>> start MATERIAL FOR THE TASK

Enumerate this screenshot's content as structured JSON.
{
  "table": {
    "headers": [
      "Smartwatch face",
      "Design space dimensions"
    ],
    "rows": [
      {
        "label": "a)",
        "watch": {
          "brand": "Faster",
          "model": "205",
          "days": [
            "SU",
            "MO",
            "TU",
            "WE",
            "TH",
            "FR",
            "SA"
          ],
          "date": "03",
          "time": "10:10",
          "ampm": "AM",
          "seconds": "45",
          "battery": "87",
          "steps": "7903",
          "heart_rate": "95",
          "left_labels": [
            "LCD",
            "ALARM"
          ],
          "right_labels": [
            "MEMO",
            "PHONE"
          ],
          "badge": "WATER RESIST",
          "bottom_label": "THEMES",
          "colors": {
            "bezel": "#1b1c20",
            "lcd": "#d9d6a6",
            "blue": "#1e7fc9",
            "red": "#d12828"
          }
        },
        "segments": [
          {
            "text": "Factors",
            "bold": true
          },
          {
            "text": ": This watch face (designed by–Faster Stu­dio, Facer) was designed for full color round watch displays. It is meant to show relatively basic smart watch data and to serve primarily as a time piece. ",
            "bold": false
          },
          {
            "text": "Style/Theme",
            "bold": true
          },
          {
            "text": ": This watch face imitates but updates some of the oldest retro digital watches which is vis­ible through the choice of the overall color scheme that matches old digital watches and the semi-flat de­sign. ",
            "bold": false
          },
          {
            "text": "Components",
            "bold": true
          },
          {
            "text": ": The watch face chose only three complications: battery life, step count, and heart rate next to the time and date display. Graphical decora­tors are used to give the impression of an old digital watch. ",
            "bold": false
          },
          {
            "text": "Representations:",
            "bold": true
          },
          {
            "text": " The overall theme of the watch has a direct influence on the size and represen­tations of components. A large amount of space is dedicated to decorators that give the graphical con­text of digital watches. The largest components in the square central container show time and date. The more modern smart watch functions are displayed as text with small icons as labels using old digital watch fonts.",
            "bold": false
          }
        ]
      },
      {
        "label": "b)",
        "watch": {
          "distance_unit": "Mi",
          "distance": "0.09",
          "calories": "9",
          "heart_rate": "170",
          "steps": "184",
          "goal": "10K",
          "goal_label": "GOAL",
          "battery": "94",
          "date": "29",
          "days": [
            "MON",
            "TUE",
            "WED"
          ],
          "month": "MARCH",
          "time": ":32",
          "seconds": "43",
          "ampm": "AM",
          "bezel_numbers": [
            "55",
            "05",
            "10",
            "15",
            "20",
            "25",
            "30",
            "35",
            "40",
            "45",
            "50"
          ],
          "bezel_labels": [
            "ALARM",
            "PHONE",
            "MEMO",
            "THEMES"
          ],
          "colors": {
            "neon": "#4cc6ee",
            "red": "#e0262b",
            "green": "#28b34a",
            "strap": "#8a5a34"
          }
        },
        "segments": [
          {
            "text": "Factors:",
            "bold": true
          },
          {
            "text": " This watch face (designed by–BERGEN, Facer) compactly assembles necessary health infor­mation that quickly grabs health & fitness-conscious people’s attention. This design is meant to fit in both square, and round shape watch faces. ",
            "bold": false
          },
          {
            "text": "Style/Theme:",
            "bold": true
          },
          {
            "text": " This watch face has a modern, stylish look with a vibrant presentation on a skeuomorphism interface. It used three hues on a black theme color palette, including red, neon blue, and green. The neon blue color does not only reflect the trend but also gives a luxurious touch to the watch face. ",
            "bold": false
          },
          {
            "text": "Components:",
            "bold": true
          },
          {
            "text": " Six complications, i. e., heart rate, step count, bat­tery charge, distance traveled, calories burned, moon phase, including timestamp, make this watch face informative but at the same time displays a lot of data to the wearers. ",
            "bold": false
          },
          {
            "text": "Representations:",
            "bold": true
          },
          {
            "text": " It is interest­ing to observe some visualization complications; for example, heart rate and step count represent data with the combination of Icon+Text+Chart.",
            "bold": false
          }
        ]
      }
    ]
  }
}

>> end MATERIAL FOR THE TASK

AIM: Repeat the data in its entirety, character for character.

COMPLETED EXERCISE:
Enumerate this screenshot's content as structured JSON.
{
  "table": {
    "headers": [
      "Smartwatch face",
      "Design space dimensions"
    ],
    "rows": [
      {
        "label": "a)",
        "watch": {
          "brand": "Faster",
          "model": "205",
          "days": [
            "SU",
            "MO",
            "TU",
            "WE",
            "TH",
            "FR",
            "SA"
          ],
          "date": "03",
          "time": "10:10",
          "ampm": "AM",
          "seconds": "45",
          "battery": "87",
          "steps": "7903",
          "heart_rate": "95",
          "left_labels": [
            "LCD",
            "ALARM"
          ],
          "right_labels": [
            "MEMO",
            "PHONE"
          ],
          "badge": "WATER RESIST",
          "bottom_label": "THEMES",
          "colors": {
            "bezel": "#1b1c20",
            "lcd": "#d9d6a6",
            "blue": "#1e7fc9",
            "red": "#d12828"
          }
        },
        "segments": [
          {
            "text": "Factors",
            "bold": true
          },
          {
            "text": ": This watch face (designed by–Faster Stu­dio, Facer) was designed for full color round watch displays. It is meant to show relatively basic smart watch data and to serve primarily as a time piece. ",
            "bold": false
          },
          {
            "text": "Style/Theme",
            "bold": true
          },
          {
            "text": ": This watch face imitates but updates some of the oldest retro digital watches which is vis­ible through the choice of the overall color scheme that matches old digital watches and the semi-flat de­sign. ",
            "bold": false
          },
          {
            "text": "Components",
            "bold": true
          },
          {
            "text": ": The watch face chose only three complications: battery life, step count, and heart rate next to the time and date display. Graphical decora­tors are used to give the impression of an old digital watch. ",
            "bold": false
          },
          {
            "text": "Representations:",
            "bold": true
          },
          {
            "text": " The overall theme of the watch has a direct influence on the size and represen­tations of components. A large amount of space is dedicated to decorators that give the graphical con­text of digital watches. The largest components in the square central container show time and date. The more modern smart watch functions are displayed as text with small icons as labels using old digital watch fonts.",
            "bold": false
          }
        ]
      },
      {
        "label": "b)",
        "watch": {
          "distance_unit": "Mi",
          "distance": "0.09",
          "calories": "9",
          "heart_rate": "170",
          "steps": "184",
          "goal": "10K",
          "goal_label": "GOAL",
          "battery": "94",
          "date": "29",
          "days": [
            "MON",
            "TUE",
            "WED"
          ],
          "month": "MARCH",
          "time": ":32",
          "seconds": "43",
          "ampm": "AM",
          "bezel_numbers": [
            "55",
            "05",
            "10",
            "15",
            "20",
            "25",
            "30",
            "35",
            "40",
            "45",
            "50"
          ],
          "bezel_labels": [
            "ALARM",
            "PHONE",
            "MEMO",
            "THEMES"
          ],
          "colors": {
            "neon": "#4cc6ee",
            "red": "#e0262b",
            "green": "#28b34a",
            "strap": "#8a5a34"
          }
        },
        "segments": [
          {
            "text": "Factors:",
            "bold": true
          },
          {
            "text": " This watch face (designed by–BERGEN, Facer) compactly assembles necessary health infor­mation that quickly grabs health & fitness-conscious people’s attention. This design is meant to fit in both square, and round shape watch faces. ",
            "bold": false
          },
          {
            "text": "Style/Theme:",
            "bold": true
          },
          {
            "text": " This watch face has a modern, stylish look with a vibrant presentation on a skeuomorphism interface. It used three hues on a black theme color palette, including red, neon blue, and green. The neon blue color does not only reflect the trend but also gives a luxurious touch to the watch face. ",
            "bold": false
          },
          {
            "text": "Components:",
            "bold": true
          },
          {
            "text": " Six complications, i. e., heart rate, step count, bat­tery charge, distance traveled, calories burned, moon phase, including timestamp, make this watch face informative but at the same time displays a lot of data to the wearers. ",
            "bold": false
          },
          {
            "text": "Representations:",
            "bold": true
          },
          {
            "text": " It is interest­ing to observe some visualization complications; for example, heart rate and step count represent data with the combination of Icon+Text+Chart.",
            "bold": false
          }
        ]
      }
    ]
  }
}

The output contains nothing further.